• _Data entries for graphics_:
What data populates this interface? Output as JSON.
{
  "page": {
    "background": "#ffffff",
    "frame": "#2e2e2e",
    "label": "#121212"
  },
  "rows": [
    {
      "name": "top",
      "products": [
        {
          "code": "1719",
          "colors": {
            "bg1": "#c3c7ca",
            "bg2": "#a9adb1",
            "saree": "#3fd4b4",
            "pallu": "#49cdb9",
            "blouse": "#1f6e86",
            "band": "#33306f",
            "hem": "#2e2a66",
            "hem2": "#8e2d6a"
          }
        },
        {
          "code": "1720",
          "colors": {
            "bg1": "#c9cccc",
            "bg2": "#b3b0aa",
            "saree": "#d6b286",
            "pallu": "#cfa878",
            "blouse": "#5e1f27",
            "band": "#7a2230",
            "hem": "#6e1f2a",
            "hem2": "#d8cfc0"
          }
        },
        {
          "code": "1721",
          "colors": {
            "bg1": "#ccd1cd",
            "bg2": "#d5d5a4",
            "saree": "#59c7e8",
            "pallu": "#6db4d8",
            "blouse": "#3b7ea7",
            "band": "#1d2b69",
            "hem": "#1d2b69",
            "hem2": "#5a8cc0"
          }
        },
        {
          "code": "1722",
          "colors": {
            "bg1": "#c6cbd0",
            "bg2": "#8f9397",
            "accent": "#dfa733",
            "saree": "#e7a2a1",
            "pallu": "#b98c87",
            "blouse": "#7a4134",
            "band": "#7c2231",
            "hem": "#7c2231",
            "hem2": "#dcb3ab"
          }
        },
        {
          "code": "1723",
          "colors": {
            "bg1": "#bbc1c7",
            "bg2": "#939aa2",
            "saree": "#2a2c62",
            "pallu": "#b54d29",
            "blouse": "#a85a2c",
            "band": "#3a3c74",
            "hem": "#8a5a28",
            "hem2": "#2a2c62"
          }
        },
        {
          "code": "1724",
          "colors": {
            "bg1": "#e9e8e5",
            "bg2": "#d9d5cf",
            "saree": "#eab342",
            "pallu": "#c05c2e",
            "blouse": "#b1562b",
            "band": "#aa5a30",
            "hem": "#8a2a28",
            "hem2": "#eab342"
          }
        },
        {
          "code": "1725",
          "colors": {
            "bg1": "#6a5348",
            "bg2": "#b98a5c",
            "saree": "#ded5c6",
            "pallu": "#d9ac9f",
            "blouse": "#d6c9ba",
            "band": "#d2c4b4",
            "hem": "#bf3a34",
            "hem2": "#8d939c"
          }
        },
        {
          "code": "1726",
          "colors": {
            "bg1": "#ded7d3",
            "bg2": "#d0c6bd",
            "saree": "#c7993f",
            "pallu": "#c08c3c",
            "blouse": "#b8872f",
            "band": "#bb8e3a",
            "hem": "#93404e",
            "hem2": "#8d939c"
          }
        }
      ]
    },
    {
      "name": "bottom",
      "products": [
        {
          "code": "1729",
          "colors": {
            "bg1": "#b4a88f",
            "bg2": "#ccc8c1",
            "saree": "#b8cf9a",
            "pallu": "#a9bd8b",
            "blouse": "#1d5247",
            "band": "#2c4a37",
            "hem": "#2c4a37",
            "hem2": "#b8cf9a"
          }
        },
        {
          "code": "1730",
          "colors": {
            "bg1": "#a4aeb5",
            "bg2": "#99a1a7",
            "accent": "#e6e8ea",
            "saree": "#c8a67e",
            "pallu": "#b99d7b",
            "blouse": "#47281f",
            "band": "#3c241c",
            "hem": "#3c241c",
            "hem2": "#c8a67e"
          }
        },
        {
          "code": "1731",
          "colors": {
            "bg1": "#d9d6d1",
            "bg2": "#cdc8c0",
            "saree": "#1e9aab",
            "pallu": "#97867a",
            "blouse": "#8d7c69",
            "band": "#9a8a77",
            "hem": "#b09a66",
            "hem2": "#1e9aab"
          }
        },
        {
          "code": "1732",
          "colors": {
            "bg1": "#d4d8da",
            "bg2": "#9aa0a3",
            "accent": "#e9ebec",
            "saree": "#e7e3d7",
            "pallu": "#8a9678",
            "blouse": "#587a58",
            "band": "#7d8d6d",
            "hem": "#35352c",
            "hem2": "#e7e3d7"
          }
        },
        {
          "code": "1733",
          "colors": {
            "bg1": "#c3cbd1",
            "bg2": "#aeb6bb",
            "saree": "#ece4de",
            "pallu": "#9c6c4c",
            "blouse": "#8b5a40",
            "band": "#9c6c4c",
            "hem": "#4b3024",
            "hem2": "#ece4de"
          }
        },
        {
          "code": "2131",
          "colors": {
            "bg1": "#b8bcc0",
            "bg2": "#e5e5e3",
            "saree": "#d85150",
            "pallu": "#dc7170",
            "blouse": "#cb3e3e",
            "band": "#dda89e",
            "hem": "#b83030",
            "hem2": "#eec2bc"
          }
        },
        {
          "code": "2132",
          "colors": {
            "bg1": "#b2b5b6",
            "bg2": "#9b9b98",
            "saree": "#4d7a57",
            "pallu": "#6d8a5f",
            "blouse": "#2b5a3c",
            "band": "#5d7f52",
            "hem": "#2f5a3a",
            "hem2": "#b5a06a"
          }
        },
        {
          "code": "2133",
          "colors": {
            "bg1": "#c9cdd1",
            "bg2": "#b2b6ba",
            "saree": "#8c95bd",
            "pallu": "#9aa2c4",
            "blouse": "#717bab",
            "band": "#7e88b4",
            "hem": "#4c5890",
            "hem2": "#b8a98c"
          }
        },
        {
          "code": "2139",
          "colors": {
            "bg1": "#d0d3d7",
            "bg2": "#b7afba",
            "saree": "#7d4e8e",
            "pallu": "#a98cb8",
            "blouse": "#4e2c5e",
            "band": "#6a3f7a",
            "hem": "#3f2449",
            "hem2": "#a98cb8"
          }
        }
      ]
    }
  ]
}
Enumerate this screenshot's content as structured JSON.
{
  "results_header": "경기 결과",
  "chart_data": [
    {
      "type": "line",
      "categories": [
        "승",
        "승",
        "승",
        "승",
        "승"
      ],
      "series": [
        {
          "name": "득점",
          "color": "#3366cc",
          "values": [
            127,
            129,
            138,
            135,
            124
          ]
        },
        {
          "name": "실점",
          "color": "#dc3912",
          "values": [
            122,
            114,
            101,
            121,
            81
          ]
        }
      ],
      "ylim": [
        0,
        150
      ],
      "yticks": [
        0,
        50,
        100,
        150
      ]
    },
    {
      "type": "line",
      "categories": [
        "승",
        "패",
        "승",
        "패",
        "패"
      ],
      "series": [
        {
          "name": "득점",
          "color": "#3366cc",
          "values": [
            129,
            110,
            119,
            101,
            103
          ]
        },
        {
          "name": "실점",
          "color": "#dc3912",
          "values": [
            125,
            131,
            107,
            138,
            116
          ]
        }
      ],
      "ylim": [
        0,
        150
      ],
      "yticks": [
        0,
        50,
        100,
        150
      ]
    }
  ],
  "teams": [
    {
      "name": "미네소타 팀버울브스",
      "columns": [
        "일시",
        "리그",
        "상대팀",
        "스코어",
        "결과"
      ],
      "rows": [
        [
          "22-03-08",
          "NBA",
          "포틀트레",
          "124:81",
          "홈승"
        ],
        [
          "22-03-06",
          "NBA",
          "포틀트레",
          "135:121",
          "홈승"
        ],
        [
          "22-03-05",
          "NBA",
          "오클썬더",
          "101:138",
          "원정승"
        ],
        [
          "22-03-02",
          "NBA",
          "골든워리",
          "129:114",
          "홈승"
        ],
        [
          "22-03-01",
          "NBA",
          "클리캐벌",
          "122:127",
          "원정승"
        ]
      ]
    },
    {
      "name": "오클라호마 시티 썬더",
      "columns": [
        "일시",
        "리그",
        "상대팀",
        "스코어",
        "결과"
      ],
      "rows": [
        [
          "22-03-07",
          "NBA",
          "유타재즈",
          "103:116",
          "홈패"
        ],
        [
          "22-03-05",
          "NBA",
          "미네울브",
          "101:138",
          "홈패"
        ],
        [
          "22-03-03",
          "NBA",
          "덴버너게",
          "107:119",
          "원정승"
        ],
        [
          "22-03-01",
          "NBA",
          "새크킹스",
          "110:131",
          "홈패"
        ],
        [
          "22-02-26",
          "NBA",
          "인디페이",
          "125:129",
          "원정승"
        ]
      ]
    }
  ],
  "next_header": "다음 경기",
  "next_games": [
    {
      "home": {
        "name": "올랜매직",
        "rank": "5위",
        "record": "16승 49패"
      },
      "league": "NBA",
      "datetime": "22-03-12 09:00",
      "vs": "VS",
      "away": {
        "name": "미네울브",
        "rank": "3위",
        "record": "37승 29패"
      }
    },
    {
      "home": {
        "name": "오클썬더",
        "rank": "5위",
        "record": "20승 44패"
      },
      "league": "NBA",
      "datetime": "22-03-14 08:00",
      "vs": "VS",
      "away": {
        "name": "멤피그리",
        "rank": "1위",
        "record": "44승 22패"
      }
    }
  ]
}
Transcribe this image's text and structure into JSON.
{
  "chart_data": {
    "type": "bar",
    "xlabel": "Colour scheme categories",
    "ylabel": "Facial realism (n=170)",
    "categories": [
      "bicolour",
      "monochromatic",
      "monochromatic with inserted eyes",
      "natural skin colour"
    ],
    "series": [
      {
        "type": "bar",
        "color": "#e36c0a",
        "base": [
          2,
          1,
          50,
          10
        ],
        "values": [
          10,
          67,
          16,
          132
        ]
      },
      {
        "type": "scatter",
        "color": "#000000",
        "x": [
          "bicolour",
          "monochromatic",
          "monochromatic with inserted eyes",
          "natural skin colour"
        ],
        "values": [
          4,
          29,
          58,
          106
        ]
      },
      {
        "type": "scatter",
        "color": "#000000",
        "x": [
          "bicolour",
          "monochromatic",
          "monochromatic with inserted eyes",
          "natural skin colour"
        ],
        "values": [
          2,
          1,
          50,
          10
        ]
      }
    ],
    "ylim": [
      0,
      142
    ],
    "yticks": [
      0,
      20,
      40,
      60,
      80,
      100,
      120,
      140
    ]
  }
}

• _What the task asks_:
Return solely the number of lines in the data that include the word "record".

• _Written answer_:
4